▶ _WRITTEN EXERCISE_:
Count the lines below that contain the word "hvad" and give only that number.

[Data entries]
_____

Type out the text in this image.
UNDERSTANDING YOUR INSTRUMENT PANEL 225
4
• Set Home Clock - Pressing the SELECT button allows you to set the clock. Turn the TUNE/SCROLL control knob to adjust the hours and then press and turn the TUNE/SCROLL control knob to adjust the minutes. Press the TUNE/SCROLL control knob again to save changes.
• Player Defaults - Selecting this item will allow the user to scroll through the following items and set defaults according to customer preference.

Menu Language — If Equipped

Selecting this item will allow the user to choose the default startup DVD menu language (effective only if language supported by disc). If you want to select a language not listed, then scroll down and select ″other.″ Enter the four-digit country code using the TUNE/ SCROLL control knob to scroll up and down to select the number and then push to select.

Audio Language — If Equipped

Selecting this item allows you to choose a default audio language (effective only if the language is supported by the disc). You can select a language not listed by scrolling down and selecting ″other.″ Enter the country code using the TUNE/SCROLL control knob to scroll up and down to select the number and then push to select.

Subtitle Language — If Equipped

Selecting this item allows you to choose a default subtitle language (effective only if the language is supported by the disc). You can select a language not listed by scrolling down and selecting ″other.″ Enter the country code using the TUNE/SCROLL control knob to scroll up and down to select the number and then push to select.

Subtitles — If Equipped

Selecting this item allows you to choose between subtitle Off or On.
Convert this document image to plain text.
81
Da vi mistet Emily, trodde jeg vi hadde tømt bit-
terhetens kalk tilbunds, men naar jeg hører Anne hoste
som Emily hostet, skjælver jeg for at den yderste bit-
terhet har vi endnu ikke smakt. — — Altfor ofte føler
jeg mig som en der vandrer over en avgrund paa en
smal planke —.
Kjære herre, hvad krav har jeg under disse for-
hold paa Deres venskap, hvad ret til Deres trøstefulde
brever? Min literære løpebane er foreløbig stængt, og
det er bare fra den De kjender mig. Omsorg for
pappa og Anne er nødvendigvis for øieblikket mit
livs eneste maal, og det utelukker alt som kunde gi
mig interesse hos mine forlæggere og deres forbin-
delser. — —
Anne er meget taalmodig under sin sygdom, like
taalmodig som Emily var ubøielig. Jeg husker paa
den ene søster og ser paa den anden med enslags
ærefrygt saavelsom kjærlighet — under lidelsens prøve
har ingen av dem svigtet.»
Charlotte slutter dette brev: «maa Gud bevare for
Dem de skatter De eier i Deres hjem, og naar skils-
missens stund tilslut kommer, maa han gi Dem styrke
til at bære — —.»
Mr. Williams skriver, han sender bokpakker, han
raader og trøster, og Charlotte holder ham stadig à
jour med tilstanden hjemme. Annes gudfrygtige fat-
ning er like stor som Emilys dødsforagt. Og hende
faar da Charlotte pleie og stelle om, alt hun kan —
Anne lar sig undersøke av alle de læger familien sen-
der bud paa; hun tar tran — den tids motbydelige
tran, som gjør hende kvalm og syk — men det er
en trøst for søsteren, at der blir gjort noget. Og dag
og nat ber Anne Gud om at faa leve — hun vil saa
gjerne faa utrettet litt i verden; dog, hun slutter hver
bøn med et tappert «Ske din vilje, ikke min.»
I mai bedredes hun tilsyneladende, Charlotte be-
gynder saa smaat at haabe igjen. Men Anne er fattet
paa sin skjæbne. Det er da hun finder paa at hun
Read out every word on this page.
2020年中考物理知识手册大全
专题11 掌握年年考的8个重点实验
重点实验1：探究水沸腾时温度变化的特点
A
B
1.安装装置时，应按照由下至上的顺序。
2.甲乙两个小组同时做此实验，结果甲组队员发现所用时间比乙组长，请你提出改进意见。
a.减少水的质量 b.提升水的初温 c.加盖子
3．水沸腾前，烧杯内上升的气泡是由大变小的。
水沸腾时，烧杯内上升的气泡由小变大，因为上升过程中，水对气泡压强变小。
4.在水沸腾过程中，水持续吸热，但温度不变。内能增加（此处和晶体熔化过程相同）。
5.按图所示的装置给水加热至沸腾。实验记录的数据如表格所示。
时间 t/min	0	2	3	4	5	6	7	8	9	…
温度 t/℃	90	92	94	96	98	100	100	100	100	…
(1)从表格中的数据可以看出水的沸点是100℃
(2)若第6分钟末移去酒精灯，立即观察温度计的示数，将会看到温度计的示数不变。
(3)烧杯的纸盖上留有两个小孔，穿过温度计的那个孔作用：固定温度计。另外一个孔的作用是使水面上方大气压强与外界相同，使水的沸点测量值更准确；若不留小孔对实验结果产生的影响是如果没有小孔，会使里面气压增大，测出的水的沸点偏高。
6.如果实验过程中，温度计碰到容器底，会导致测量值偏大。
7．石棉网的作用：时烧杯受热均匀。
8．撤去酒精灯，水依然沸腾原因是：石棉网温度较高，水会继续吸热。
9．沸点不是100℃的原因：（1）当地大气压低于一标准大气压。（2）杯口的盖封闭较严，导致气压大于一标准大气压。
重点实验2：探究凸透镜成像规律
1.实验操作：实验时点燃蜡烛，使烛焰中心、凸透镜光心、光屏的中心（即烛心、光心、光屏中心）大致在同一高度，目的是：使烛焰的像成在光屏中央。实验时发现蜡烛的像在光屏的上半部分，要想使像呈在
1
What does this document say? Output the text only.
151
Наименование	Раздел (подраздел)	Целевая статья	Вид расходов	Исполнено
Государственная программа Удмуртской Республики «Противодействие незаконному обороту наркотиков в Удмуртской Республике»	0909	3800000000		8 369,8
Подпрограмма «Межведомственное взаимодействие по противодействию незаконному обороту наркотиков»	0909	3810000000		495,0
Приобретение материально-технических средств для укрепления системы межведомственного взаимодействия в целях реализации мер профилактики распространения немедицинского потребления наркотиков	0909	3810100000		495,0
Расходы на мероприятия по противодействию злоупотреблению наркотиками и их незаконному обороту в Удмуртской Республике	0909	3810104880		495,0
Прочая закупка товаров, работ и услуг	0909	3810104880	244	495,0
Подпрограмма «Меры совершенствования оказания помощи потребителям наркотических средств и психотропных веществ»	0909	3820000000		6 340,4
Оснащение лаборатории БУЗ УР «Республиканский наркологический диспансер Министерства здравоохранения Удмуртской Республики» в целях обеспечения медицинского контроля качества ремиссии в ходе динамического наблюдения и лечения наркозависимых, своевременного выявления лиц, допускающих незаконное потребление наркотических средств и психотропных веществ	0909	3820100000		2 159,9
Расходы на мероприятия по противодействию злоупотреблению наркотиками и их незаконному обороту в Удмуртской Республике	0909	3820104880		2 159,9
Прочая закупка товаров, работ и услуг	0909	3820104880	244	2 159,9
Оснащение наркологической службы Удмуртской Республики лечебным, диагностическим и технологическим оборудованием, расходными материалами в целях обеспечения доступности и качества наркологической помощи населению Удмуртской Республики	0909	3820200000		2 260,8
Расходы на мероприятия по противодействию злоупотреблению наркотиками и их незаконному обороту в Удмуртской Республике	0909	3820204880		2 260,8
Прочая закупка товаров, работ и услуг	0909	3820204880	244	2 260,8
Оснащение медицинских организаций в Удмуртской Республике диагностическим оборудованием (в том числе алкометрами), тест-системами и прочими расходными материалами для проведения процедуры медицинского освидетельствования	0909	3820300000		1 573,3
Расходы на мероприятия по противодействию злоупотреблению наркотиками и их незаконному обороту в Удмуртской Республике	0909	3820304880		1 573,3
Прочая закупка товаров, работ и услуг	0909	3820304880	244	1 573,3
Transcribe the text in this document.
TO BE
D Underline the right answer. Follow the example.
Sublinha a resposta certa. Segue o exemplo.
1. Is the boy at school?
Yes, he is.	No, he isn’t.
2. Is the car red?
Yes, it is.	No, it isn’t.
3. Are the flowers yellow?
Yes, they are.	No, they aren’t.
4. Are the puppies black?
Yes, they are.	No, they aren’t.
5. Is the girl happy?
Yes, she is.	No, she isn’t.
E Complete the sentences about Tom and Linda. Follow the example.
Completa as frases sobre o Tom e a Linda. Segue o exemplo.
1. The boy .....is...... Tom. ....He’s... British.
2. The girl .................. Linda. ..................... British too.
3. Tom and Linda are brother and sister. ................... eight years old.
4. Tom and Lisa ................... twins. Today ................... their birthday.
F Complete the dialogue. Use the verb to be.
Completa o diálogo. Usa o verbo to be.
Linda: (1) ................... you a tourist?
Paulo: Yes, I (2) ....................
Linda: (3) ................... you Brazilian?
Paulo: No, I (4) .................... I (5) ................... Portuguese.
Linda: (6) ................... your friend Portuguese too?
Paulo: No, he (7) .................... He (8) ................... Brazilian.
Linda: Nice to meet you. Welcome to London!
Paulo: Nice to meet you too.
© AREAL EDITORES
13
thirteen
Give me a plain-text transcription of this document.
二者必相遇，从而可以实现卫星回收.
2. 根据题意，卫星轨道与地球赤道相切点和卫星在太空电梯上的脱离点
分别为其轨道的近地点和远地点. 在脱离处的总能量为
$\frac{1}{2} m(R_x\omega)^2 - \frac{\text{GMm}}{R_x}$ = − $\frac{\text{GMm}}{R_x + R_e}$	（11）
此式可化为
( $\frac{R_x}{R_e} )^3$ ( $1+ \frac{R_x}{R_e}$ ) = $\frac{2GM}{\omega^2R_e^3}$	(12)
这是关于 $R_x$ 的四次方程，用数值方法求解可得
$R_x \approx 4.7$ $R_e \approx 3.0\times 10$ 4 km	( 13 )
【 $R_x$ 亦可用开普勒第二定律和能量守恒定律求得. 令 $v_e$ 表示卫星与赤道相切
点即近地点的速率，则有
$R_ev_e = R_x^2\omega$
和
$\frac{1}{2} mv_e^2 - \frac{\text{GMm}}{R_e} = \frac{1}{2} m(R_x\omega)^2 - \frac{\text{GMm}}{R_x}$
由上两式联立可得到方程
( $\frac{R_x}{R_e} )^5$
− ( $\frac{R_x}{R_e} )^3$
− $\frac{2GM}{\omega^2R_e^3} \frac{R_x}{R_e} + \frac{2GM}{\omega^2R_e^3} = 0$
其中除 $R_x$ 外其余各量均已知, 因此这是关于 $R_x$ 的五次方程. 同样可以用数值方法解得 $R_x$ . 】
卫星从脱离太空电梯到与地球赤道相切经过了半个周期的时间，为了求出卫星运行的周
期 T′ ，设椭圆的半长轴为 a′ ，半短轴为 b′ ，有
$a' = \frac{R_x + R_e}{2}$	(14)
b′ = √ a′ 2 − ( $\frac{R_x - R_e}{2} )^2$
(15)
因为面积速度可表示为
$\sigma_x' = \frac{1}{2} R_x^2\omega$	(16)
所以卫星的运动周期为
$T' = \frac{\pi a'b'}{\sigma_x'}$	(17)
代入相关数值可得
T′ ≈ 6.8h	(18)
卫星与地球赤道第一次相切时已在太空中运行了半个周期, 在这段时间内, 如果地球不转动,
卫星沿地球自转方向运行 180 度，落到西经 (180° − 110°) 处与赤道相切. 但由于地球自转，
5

_____

▶ _SOLUTION FOR THIS PROBLEM_:
2